=== Records provided ===
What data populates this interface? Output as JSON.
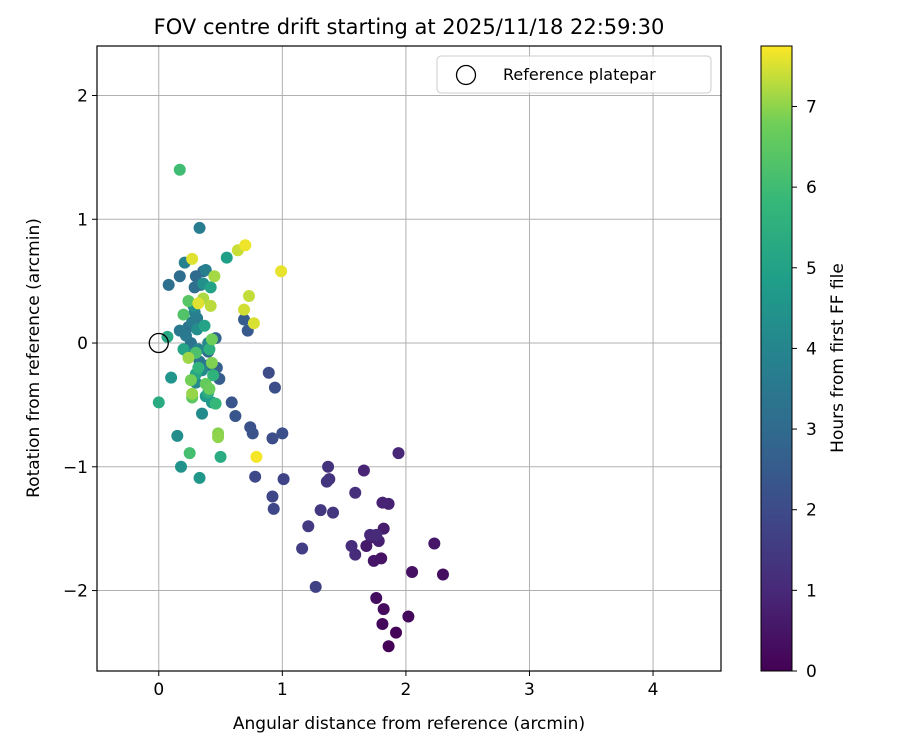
{
  "chart_data": {
    "type": "scatter",
    "title": "FOV centre drift starting at 2025/11/18 22:59:30",
    "xlabel": "Angular distance from reference (arcmin)",
    "ylabel": "Rotation from reference (arcmin)",
    "xlim": [
      -0.5,
      4.55
    ],
    "ylim": [
      -2.65,
      2.4
    ],
    "x_ticks": [
      0,
      1,
      2,
      3,
      4
    ],
    "x_tick_labels": [
      "0",
      "1",
      "2",
      "3",
      "4"
    ],
    "y_ticks": [
      2,
      1,
      0,
      -1,
      -2
    ],
    "y_tick_labels": [
      "2",
      "1",
      "0",
      "−1",
      "−2"
    ],
    "grid": true,
    "legend": {
      "position": "top-right",
      "label": "Reference platepar"
    },
    "reference_point": {
      "x": 0,
      "y": 0
    },
    "colorbar": {
      "label": "Hours from first FF file",
      "colormap": "viridis",
      "range": [
        0,
        7.75
      ],
      "ticks": [
        0,
        1,
        2,
        3,
        4,
        5,
        6,
        7
      ],
      "tick_labels": [
        "0",
        "1",
        "2",
        "3",
        "4",
        "5",
        "6",
        "7"
      ]
    },
    "points": [
      {
        "x": 1.86,
        "y": -2.45,
        "c": 0.05
      },
      {
        "x": 1.92,
        "y": -2.34,
        "c": 0.1
      },
      {
        "x": 1.81,
        "y": -2.27,
        "c": 0.15
      },
      {
        "x": 2.02,
        "y": -2.21,
        "c": 0.2
      },
      {
        "x": 1.82,
        "y": -2.15,
        "c": 0.25
      },
      {
        "x": 1.76,
        "y": -2.06,
        "c": 0.3
      },
      {
        "x": 2.3,
        "y": -1.87,
        "c": 0.35
      },
      {
        "x": 2.05,
        "y": -1.85,
        "c": 0.4
      },
      {
        "x": 1.8,
        "y": -1.74,
        "c": 0.45
      },
      {
        "x": 1.74,
        "y": -1.76,
        "c": 0.5
      },
      {
        "x": 2.23,
        "y": -1.62,
        "c": 0.55
      },
      {
        "x": 1.68,
        "y": -1.64,
        "c": 0.6
      },
      {
        "x": 1.72,
        "y": -1.57,
        "c": 0.65
      },
      {
        "x": 1.82,
        "y": -1.5,
        "c": 0.7
      },
      {
        "x": 1.78,
        "y": -1.6,
        "c": 0.75
      },
      {
        "x": 1.86,
        "y": -1.3,
        "c": 0.8
      },
      {
        "x": 1.81,
        "y": -1.29,
        "c": 0.85
      },
      {
        "x": 1.66,
        "y": -1.03,
        "c": 0.9
      },
      {
        "x": 1.94,
        "y": -0.89,
        "c": 0.95
      },
      {
        "x": 1.71,
        "y": -1.55,
        "c": 1.0
      },
      {
        "x": 1.76,
        "y": -1.55,
        "c": 1.05
      },
      {
        "x": 1.59,
        "y": -1.71,
        "c": 1.1
      },
      {
        "x": 1.56,
        "y": -1.64,
        "c": 1.15
      },
      {
        "x": 1.59,
        "y": -1.21,
        "c": 1.2
      },
      {
        "x": 1.37,
        "y": -1.0,
        "c": 1.25
      },
      {
        "x": 1.38,
        "y": -1.1,
        "c": 1.3
      },
      {
        "x": 1.36,
        "y": -1.12,
        "c": 1.35
      },
      {
        "x": 1.41,
        "y": -1.37,
        "c": 1.4
      },
      {
        "x": 1.31,
        "y": -1.35,
        "c": 1.45
      },
      {
        "x": 1.21,
        "y": -1.48,
        "c": 1.5
      },
      {
        "x": 1.16,
        "y": -1.66,
        "c": 1.6
      },
      {
        "x": 1.27,
        "y": -1.97,
        "c": 1.7
      },
      {
        "x": 1.01,
        "y": -1.1,
        "c": 1.8
      },
      {
        "x": 0.92,
        "y": -1.24,
        "c": 1.85
      },
      {
        "x": 0.93,
        "y": -1.34,
        "c": 1.9
      },
      {
        "x": 0.78,
        "y": -1.08,
        "c": 1.95
      },
      {
        "x": 0.89,
        "y": -0.24,
        "c": 2.0
      },
      {
        "x": 0.92,
        "y": -0.77,
        "c": 2.05
      },
      {
        "x": 0.94,
        "y": -0.36,
        "c": 2.1
      },
      {
        "x": 1.0,
        "y": -0.73,
        "c": 2.15
      },
      {
        "x": 0.74,
        "y": -0.68,
        "c": 2.2
      },
      {
        "x": 0.76,
        "y": -0.73,
        "c": 2.25
      },
      {
        "x": 0.59,
        "y": -0.48,
        "c": 2.3
      },
      {
        "x": 0.62,
        "y": -0.59,
        "c": 2.35
      },
      {
        "x": 0.72,
        "y": 0.1,
        "c": 2.45
      },
      {
        "x": 0.69,
        "y": 0.19,
        "c": 2.55
      },
      {
        "x": 0.49,
        "y": -0.29,
        "c": 2.6
      },
      {
        "x": 0.47,
        "y": -0.2,
        "c": 2.7
      },
      {
        "x": 0.46,
        "y": 0.04,
        "c": 2.8
      },
      {
        "x": 0.4,
        "y": -0.07,
        "c": 2.9
      },
      {
        "x": 0.36,
        "y": 0.58,
        "c": 3.0
      },
      {
        "x": 0.3,
        "y": 0.54,
        "c": 3.05
      },
      {
        "x": 0.17,
        "y": 0.54,
        "c": 3.1
      },
      {
        "x": 0.08,
        "y": 0.47,
        "c": 3.15
      },
      {
        "x": 0.29,
        "y": 0.45,
        "c": 3.2
      },
      {
        "x": 0.34,
        "y": 0.47,
        "c": 3.25
      },
      {
        "x": 0.24,
        "y": 0.13,
        "c": 3.3
      },
      {
        "x": 0.26,
        "y": 0.0,
        "c": 3.35
      },
      {
        "x": 0.33,
        "y": -0.15,
        "c": 3.4
      },
      {
        "x": 0.4,
        "y": -0.18,
        "c": 3.45
      },
      {
        "x": 0.17,
        "y": 0.1,
        "c": 3.5
      },
      {
        "x": 0.22,
        "y": 0.06,
        "c": 3.55
      },
      {
        "x": 0.27,
        "y": 0.17,
        "c": 3.6
      },
      {
        "x": 0.31,
        "y": 0.2,
        "c": 3.65
      },
      {
        "x": 0.33,
        "y": 0.93,
        "c": 3.7
      },
      {
        "x": 0.38,
        "y": 0.59,
        "c": 3.75
      },
      {
        "x": 0.29,
        "y": 0.25,
        "c": 3.8
      },
      {
        "x": 0.21,
        "y": 0.65,
        "c": 3.85
      },
      {
        "x": 0.24,
        "y": -0.09,
        "c": 3.9
      },
      {
        "x": 0.32,
        "y": -0.05,
        "c": 4.0
      },
      {
        "x": 0.4,
        "y": 0.0,
        "c": 4.05
      },
      {
        "x": 0.35,
        "y": -0.22,
        "c": 4.1
      },
      {
        "x": 0.3,
        "y": -0.32,
        "c": 4.15
      },
      {
        "x": 0.35,
        "y": -0.57,
        "c": 4.2
      },
      {
        "x": 0.15,
        "y": -0.75,
        "c": 4.25
      },
      {
        "x": 0.31,
        "y": 0.11,
        "c": 4.3
      },
      {
        "x": 0.28,
        "y": 0.3,
        "c": 4.35
      },
      {
        "x": 0.36,
        "y": 0.48,
        "c": 4.4
      },
      {
        "x": 0.18,
        "y": -1.0,
        "c": 4.45
      },
      {
        "x": 0.1,
        "y": -0.28,
        "c": 4.5
      },
      {
        "x": 0.33,
        "y": -1.09,
        "c": 4.6
      },
      {
        "x": 0.43,
        "y": -0.48,
        "c": 4.65
      },
      {
        "x": 0.38,
        "y": -0.43,
        "c": 4.7
      },
      {
        "x": 0.55,
        "y": 0.69,
        "c": 4.9
      },
      {
        "x": 0.42,
        "y": 0.45,
        "c": 5.0
      },
      {
        "x": 0.37,
        "y": 0.14,
        "c": 5.05
      },
      {
        "x": 0.2,
        "y": -0.05,
        "c": 5.1
      },
      {
        "x": 0.3,
        "y": -0.25,
        "c": 5.15
      },
      {
        "x": 0.07,
        "y": 0.05,
        "c": 5.2
      },
      {
        "x": 0.0,
        "y": -0.48,
        "c": 5.3
      },
      {
        "x": 0.5,
        "y": -0.92,
        "c": 5.35
      },
      {
        "x": 0.4,
        "y": -0.4,
        "c": 5.4
      },
      {
        "x": 0.41,
        "y": -0.05,
        "c": 5.5
      },
      {
        "x": 0.44,
        "y": -0.26,
        "c": 5.6
      },
      {
        "x": 0.32,
        "y": -0.2,
        "c": 5.7
      },
      {
        "x": 0.46,
        "y": -0.49,
        "c": 5.8
      },
      {
        "x": 0.17,
        "y": 1.4,
        "c": 6.0
      },
      {
        "x": 0.25,
        "y": -0.89,
        "c": 6.1
      },
      {
        "x": 0.3,
        "y": -0.08,
        "c": 6.2
      },
      {
        "x": 0.2,
        "y": 0.23,
        "c": 6.3
      },
      {
        "x": 0.24,
        "y": 0.34,
        "c": 6.4
      },
      {
        "x": 0.27,
        "y": -0.44,
        "c": 6.5
      },
      {
        "x": 0.38,
        "y": -0.33,
        "c": 6.6
      },
      {
        "x": 0.41,
        "y": -0.37,
        "c": 6.7
      },
      {
        "x": 0.26,
        "y": -0.3,
        "c": 6.8
      },
      {
        "x": 0.43,
        "y": -0.16,
        "c": 6.9
      },
      {
        "x": 0.48,
        "y": -0.73,
        "c": 6.95
      },
      {
        "x": 0.48,
        "y": -0.76,
        "c": 7.0
      },
      {
        "x": 0.27,
        "y": -0.41,
        "c": 7.05
      },
      {
        "x": 0.24,
        "y": -0.12,
        "c": 7.1
      },
      {
        "x": 0.45,
        "y": 0.54,
        "c": 7.15
      },
      {
        "x": 0.36,
        "y": 0.36,
        "c": 7.2
      },
      {
        "x": 0.42,
        "y": 0.3,
        "c": 7.3
      },
      {
        "x": 0.73,
        "y": 0.38,
        "c": 7.35
      },
      {
        "x": 0.64,
        "y": 0.75,
        "c": 7.4
      },
      {
        "x": 0.69,
        "y": 0.27,
        "c": 7.45
      },
      {
        "x": 0.77,
        "y": 0.16,
        "c": 7.5
      },
      {
        "x": 0.27,
        "y": 0.68,
        "c": 7.55
      },
      {
        "x": 0.99,
        "y": 0.58,
        "c": 7.6
      },
      {
        "x": 0.7,
        "y": 0.79,
        "c": 7.65
      },
      {
        "x": 0.79,
        "y": -0.92,
        "c": 7.7
      },
      {
        "x": 0.32,
        "y": 0.32,
        "c": 7.55
      },
      {
        "x": 0.43,
        "y": 0.03,
        "c": 6.75
      }
    ]
  }
}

=== Aim ===
Go through the records and copy each line with "from" in it.

=== Solved exercise ===
    "xlabel": "Angular distance from reference (arcmin)",
    "ylabel": "Rotation from reference (arcmin)",
      "label": "Hours from first FF file",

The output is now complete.